Stated goal: Filter the listing below, copying every line in which the word "name" appears.

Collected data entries
┌──

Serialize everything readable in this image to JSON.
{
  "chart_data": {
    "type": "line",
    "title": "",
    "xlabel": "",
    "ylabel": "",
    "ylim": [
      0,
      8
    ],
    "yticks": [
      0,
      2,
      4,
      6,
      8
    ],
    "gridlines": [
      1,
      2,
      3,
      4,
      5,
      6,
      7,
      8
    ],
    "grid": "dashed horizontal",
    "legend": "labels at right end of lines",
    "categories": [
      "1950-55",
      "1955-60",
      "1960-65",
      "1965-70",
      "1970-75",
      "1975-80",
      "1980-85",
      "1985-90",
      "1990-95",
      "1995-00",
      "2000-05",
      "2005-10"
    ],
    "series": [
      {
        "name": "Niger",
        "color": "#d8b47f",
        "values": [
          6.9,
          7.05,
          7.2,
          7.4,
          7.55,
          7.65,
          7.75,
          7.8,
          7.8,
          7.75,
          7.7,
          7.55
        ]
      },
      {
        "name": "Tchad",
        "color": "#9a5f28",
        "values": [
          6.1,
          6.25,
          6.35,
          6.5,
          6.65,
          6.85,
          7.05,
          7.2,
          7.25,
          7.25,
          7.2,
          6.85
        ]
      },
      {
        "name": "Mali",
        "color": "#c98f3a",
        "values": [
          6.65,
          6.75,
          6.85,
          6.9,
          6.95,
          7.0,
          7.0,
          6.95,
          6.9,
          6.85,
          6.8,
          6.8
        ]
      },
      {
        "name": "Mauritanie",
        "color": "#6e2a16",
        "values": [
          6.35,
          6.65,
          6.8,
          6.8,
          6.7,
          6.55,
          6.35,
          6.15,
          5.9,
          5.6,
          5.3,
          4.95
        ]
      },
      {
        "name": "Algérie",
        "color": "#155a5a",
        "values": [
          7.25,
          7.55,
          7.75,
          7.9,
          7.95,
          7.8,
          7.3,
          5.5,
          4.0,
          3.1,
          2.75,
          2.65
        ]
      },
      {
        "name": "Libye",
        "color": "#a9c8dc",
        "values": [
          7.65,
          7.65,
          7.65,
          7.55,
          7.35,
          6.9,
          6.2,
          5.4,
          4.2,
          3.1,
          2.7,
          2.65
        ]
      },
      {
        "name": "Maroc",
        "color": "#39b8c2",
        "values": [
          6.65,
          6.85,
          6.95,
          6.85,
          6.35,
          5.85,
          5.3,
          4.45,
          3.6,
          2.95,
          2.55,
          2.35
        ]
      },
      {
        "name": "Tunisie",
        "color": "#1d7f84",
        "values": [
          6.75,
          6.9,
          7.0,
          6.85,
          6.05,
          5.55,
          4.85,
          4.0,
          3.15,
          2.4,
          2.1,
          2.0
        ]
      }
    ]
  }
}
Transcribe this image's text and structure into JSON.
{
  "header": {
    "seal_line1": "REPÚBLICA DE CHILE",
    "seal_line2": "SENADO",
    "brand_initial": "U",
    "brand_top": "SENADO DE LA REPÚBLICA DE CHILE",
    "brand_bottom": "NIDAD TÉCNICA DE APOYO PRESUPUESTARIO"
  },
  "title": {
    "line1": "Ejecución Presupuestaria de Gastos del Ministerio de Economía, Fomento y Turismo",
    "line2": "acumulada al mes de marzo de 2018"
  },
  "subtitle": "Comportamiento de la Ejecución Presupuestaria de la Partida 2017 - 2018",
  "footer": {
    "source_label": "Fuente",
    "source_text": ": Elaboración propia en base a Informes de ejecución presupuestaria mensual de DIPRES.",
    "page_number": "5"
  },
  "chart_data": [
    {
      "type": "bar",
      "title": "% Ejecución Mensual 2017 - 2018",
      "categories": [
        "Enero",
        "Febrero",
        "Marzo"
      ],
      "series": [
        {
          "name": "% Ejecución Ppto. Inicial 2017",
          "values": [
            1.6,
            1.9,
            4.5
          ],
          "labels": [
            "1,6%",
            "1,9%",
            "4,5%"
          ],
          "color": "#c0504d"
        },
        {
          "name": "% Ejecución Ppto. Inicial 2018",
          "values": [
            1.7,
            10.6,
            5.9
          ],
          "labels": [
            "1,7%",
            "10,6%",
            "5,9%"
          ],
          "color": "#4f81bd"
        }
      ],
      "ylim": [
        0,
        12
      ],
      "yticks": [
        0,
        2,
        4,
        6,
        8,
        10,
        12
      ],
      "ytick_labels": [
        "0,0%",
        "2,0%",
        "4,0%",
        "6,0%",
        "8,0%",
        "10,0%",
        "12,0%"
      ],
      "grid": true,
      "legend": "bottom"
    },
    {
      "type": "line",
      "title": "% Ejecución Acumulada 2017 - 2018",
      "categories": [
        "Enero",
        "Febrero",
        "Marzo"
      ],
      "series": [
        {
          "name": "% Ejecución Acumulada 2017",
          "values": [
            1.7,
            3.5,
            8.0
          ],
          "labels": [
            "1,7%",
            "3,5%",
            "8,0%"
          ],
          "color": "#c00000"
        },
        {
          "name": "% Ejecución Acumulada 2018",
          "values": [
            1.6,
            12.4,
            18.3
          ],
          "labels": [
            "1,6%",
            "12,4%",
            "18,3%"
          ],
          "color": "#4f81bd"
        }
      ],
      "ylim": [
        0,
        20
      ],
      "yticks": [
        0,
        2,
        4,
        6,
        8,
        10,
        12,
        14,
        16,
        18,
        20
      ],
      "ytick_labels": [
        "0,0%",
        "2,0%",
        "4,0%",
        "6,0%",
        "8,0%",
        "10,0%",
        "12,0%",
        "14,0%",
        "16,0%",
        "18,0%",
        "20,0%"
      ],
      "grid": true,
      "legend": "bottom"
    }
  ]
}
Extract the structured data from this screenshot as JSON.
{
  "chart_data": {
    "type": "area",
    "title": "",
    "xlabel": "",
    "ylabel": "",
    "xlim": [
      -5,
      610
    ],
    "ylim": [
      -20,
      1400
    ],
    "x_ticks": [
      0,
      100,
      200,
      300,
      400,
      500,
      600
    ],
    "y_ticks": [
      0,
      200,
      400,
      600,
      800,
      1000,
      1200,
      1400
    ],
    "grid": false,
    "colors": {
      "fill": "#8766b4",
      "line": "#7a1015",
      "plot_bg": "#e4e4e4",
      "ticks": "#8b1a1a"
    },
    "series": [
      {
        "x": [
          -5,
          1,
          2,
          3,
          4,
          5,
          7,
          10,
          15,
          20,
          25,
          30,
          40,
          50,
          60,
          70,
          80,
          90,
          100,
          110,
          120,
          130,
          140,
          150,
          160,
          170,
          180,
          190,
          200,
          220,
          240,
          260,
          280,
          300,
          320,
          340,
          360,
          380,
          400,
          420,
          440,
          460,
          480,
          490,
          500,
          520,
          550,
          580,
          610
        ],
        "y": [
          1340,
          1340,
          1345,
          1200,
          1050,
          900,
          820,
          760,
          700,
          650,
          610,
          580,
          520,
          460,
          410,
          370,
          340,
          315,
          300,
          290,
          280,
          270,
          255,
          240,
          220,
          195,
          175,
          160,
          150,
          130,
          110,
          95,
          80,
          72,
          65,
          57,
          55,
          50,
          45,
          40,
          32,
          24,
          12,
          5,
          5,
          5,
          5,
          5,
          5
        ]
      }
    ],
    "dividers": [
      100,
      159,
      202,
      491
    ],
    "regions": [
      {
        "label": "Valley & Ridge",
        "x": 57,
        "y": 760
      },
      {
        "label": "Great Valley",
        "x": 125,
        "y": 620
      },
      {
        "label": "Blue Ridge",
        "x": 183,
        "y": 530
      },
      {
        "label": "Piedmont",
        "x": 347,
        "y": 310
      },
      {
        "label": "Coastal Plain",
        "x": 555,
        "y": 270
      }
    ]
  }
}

└──

Correct output:
        "name": "Niger",
        "name": "Tchad",
        "name": "Mali",
        "name": "Mauritanie",
        "name": "Algérie",
        "name": "Libye",
        "name": "Maroc",
        "name": "Tunisie",
          "name": "% Ejecución Ppto. Inicial 2017",
          "name": "% Ejecución Ppto. Inicial 2018",
          "name": "% Ejecución Acumulada 2017",
          "name": "% Ejecución Acumulada 2018",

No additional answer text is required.